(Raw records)
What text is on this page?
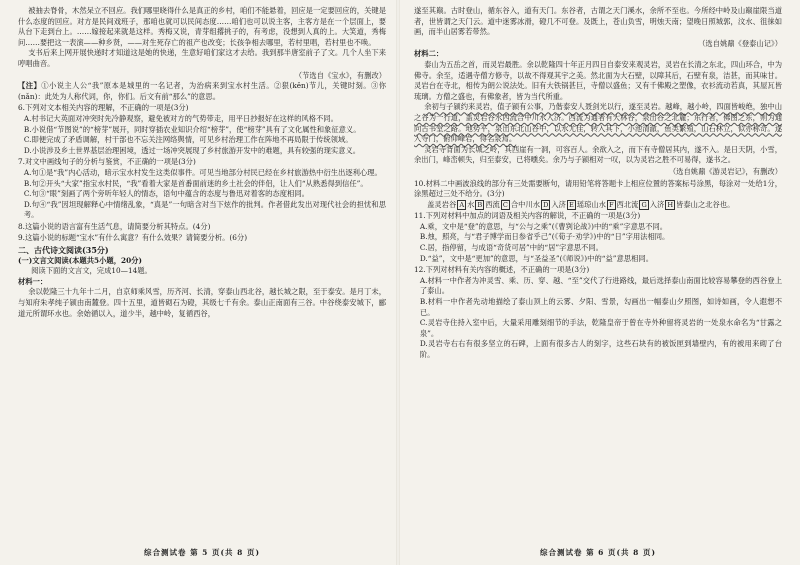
被抽去脊骨，木然呆立不回应。我们哪里晓得什么是真正的乡村，咱们不能悬着，回应是一定要回应的，关键是什么态度的回应。对方是民间戏班子，那咱也就可以民间态度……咱们也可以说主客，主客方是在一个层面上，要从台下走到台上。……嫁接起来就是这样。秀梅又说，青芽组撂挑子的，有考虑，没想到人真的上。大笑道，秀梅问……要把这一表演——种乡贤，——对生死存亡的祖产也改变；长孩争相去哪里，若村里唱，若村里也不唤。

支书后来上网开展快递时才知道这是她的快递，生意好咱们家这才去给。我到那半唐室前子了文。几个人坐下来哼唱曲音。

（节选自《宝水》，有删改）

【注】①小说主人公“我”原本是城里的一名记者，为治病来到宝水村生活。②狠(kěn)节儿，关键时刻。③你(nǎn)：此处为人称代词，你，你们。后文有前“那么”的意思。

6.下列对文本相关内容的理解，不正确的一项是(3分)

A.村书记大英面对冲突时先冷静观察，避免被对方的气势带走，用平日抄报好在这样的风格不同。

B.小说借“节图说”的“榜芽”展开，同时穿插农业知识介绍“榜芽”，使“榜芽”具有了文化属性和象征意义。

C.即便完成了矛盾调解，村干部也不忘关注网络舆情，可见乡村治理工作在阵地不再局限于传统领域。

D.小说涉及乡土世界基层治理困境，透过一场冲突展现了乡村旅游开发中的难题，具有较强的现实意义。

7.对文中画线句子的分析与鉴赏，不正确的一项是(3分)

A.句①是“我”内心活动，暗示宝水村发生这类似事件。可见当地部分村民已经在乡村旅游热中衍生出逐利心理。

B.句②开头“大家”指宝水村民，“我”看着大家是首番面前迷的乡土社会的伴侣，让人们“从熟悉得到信任”。

C.句③“眼”刻画了两个旁听年轻人的情态，语句中蕴含的态度与鲁迅对着客的态度相同。

D.句④“我”因坦现解释心中情绪乱象，“真是”一句暗含对当下炫作的批判。作者借此发出对现代社会的担忧和思考。

8.这篇小说的语言富有生活气息，请简要分析其特点。(4分)

9.这篇小说的标题“宝水”有什么寓意？有什么效果？请简要分析。(6分)

二、古代诗文阅读(35分)

(一)文言文阅读(本题共5小题，20分)

阅读下面的文言文，完成10—14题。

材料一：

余以乾隆三十九年十二月，自京师乘风雪，历齐河、长清，穿泰山西北谷，越长城之限，至于泰安。是月丁未，与知府朱孝纯子颍由南麓登。四十五里，道皆砌石为磴，其级七千有余。泰山正南面有三谷。中谷绕泰安城下，郦道元所谓环水也。余始循以入，道少半，越中岭，复循西谷，

综合测试卷 第 5 页(共 8 页)

遂至其巅。古时登山，循东谷入，道有天门。东谷者，古谓之天门溪水，余所不至也。今所经中岭及山巅崖限当道者，世皆谓之天门云。道中迷雾冰滑，磴几不可登。及既上，苍山负雪，明烛天南；望晚日照城郭，汶水、徂徕如画，而半山居雾若带然。

（选自姚鼐《登泰山记》）

材料二：

泰山为五岳之首，而灵岩最胜。余以乾隆四十年正月四日自泰安来观灵岩，灵岩在长清之东北，四山环合，中为佛寺。余至，适遇寺僧方修寺，以故不得观其宇之美。然北面为大石壁，以障其后，石壁有泉，洁甚，而其味甘。灵岩台在寺北，相传为朗公说法处。旧有大铁锅甚巨，寺僧以盛鱼；又有千佛殿之塑像，衣衫流动若真，其屋瓦皆琉璃。方僧之盛也，有佛象者，皆为当代所重。

余初与子颍约来灵岩，值子颍有公事，乃偕泰安人聂剑光以行，遂至灵岩。越峰，越小岭，四面皆峻绝，独中山之谷为一行道，盖灵岩谷水西流合中川水入济。西流为通者有大林谷，泉出谷之北麓；东行者，佛图之东，则为通向古书堂之路。地势平，泉出东北山谷中，以水尤佳，转入其下，小池清澈，鱼类繁殖，山石林立，似亦称奇。遂入寺门，俯仰峰岩，得名泉焉。

灵岩寺背面为长城之岭，其西崖有一洞，可容百人。余欲入之，而下有寺僧居其内，遂不入。是日天阴，小雪，余出门，峰峦顿失，归至泰安，已将曛矣。余乃与子颍相对一叹，以为灵岩之胜不可易得，遂书之。

（选自姚鼐《游灵岩记》，有删改）

10.材料二中画波浪线的部分有三处需要断句，请用铅笔将答题卡上相应位置的答案标号涂黑，每涂对一处给1分，涂黑超过三处不给分。(3分)

盖灵岩谷 A 水 B 西流 C 合中川水 D 入济 E 瑶琼山水 F 西北流 G 入济 H 皆泰山之北谷也。

11.下列对材料中加点的词语及相关内容的解说，不正确的一项是(3分)

A.乘，文中是“登”的意思，与“公与之乘”(《曹刿论战》)中的“乘”字意思不同。

B.烛，照亮，与“君子博学而日参省乎己”(《荀子·劝学》)中的“日”字用法相同。

C.居，指停留，与成语“奇货可居”中的“居”字意思不同。

D.“益”，文中是“更加”的意思，与“圣益圣”(《师说》)中的“益”意思相同。

12.下列对材料有关内容的概述，不正确的一项是(3分)

A.材料一中作者为冲灵雪、乘、历、穿、越、“至”交代了行进路线，最后选择泰山南面比较容易攀登的西谷登上了泰山。

B.材料一中作者先动地描绘了泰山顶上的云雾、夕阳、雪景，勾画出一幅泰山夕照图，如诗如画，令人遐想不已。

C.灵岩寺住持入室中后，大量采用雕刻细节的手法，乾隆皇帝于曾在寺外种留将灵岩的一处泉水命名为“甘露之泉”。

D.灵岩寺右右有很多坚立的石碑，上面有很多古人的刻字，这些石块有的被饭匣到墙壁内，有的被用来砌了台阶。

综合测试卷 第 6 页(共 8 页)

» INSTRUCTION: Retype everything in the material word for word, minus pictures.

» TASK RESULT:
What text is on this page?
被抽去脊骨，木然呆立不回应。我们哪里晓得什么是真正的乡村，咱们不能悬着，回应是一定要回应的，关键是什么态度的回应。对方是民间戏班子，那咱也就可以民间态度……咱们也可以说主客，主客方是在一个层面上，要从台下走到台上。……嫁接起来就是这样。秀梅又说，青芽组撂挑子的，有考虑，没想到人真的上。大笑道，秀梅问……要把这一表演——种乡贤，——对生死存亡的祖产也改变；长孩争相去哪里，若村里唱，若村里也不唤。

支书后来上网开展快递时才知道这是她的快递，生意好咱们家这才去给。我到那半唐室前子了文。几个人坐下来哼唱曲音。

（节选自《宝水》，有删改）

【注】①小说主人公“我”原本是城里的一名记者，为治病来到宝水村生活。②狠(kěn)节儿，关键时刻。③你(nǎn)：此处为人称代词，你，你们。后文有前“那么”的意思。

6.下列对文本相关内容的理解，不正确的一项是(3分)

A.村书记大英面对冲突时先冷静观察，避免被对方的气势带走，用平日抄报好在这样的风格不同。

B.小说借“节图说”的“榜芽”展开，同时穿插农业知识介绍“榜芽”，使“榜芽”具有了文化属性和象征意义。

C.即便完成了矛盾调解，村干部也不忘关注网络舆情，可见乡村治理工作在阵地不再局限于传统领域。

D.小说涉及乡土世界基层治理困境，透过一场冲突展现了乡村旅游开发中的难题，具有较强的现实意义。

7.对文中画线句子的分析与鉴赏，不正确的一项是(3分)

A.句①是“我”内心活动，暗示宝水村发生这类似事件。可见当地部分村民已经在乡村旅游热中衍生出逐利心理。

B.句②开头“大家”指宝水村民，“我”看着大家是首番面前迷的乡土社会的伴侣，让人们“从熟悉得到信任”。

C.句③“眼”刻画了两个旁听年轻人的情态，语句中蕴含的态度与鲁迅对着客的态度相同。

D.句④“我”因坦现解释心中情绪乱象，“真是”一句暗含对当下炫作的批判。作者借此发出对现代社会的担忧和思考。

8.这篇小说的语言富有生活气息，请简要分析其特点。(4分)

9.这篇小说的标题“宝水”有什么寓意？有什么效果？请简要分析。(6分)

二、古代诗文阅读(35分)

(一)文言文阅读(本题共5小题，20分)

阅读下面的文言文，完成10—14题。

材料一：

余以乾隆三十九年十二月，自京师乘风雪，历齐河、长清，穿泰山西北谷，越长城之限，至于泰安。是月丁未，与知府朱孝纯子颍由南麓登。四十五里，道皆砌石为磴，其级七千有余。泰山正南面有三谷。中谷绕泰安城下，郦道元所谓环水也。余始循以入，道少半，越中岭，复循西谷，

综合测试卷 第 5 页(共 8 页)

遂至其巅。古时登山，循东谷入，道有天门。东谷者，古谓之天门溪水，余所不至也。今所经中岭及山巅崖限当道者，世皆谓之天门云。道中迷雾冰滑，磴几不可登。及既上，苍山负雪，明烛天南；望晚日照城郭，汶水、徂徕如画，而半山居雾若带然。

（选自姚鼐《登泰山记》）

材料二：

泰山为五岳之首，而灵岩最胜。余以乾隆四十年正月四日自泰安来观灵岩，灵岩在长清之东北，四山环合，中为佛寺。余至，适遇寺僧方修寺，以故不得观其宇之美。然北面为大石壁，以障其后，石壁有泉，洁甚，而其味甘。灵岩台在寺北，相传为朗公说法处。旧有大铁锅甚巨，寺僧以盛鱼；又有千佛殿之塑像，衣衫流动若真，其屋瓦皆琉璃。方僧之盛也，有佛象者，皆为当代所重。

余初与子颍约来灵岩，值子颍有公事，乃偕泰安人聂剑光以行，遂至灵岩。越峰，越小岭，四面皆峻绝，独中山之谷为一行道，盖灵岩谷水西流合中川水入济。西流为通者有大林谷，泉出谷之北麓；东行者，佛图之东，则为通向古书堂之路。地势平，泉出东北山谷中，以水尤佳，转入其下，小池清澈，鱼类繁殖，山石林立，似亦称奇。遂入寺门，俯仰峰岩，得名泉焉。

灵岩寺背面为长城之岭，其西崖有一洞，可容百人。余欲入之，而下有寺僧居其内，遂不入。是日天阴，小雪，余出门，峰峦顿失，归至泰安，已将曛矣。余乃与子颍相对一叹，以为灵岩之胜不可易得，遂书之。

（选自姚鼐《游灵岩记》，有删改）

10.材料二中画波浪线的部分有三处需要断句，请用铅笔将答题卡上相应位置的答案标号涂黑，每涂对一处给1分，涂黑超过三处不给分。(3分)

盖灵岩谷 A 水 B 西流 C 合中川水 D 入济 E 瑶琼山水 F 西北流 G 入济 H 皆泰山之北谷也。

11.下列对材料中加点的词语及相关内容的解说，不正确的一项是(3分)

A.乘，文中是“登”的意思，与“公与之乘”(《曹刿论战》)中的“乘”字意思不同。

B.烛，照亮，与“君子博学而日参省乎己”(《荀子·劝学》)中的“日”字用法相同。

C.居，指停留，与成语“奇货可居”中的“居”字意思不同。

D.“益”，文中是“更加”的意思，与“圣益圣”(《师说》)中的“益”意思相同。

12.下列对材料有关内容的概述，不正确的一项是(3分)

A.材料一中作者为冲灵雪、乘、历、穿、越、“至”交代了行进路线，最后选择泰山南面比较容易攀登的西谷登上了泰山。

B.材料一中作者先动地描绘了泰山顶上的云雾、夕阳、雪景，勾画出一幅泰山夕照图，如诗如画，令人遐想不已。

C.灵岩寺住持入室中后，大量采用雕刻细节的手法，乾隆皇帝于曾在寺外种留将灵岩的一处泉水命名为“甘露之泉”。

D.灵岩寺右右有很多坚立的石碑，上面有很多古人的刻字，这些石块有的被饭匣到墙壁内，有的被用来砌了台阶。

综合测试卷 第 6 页(共 8 页)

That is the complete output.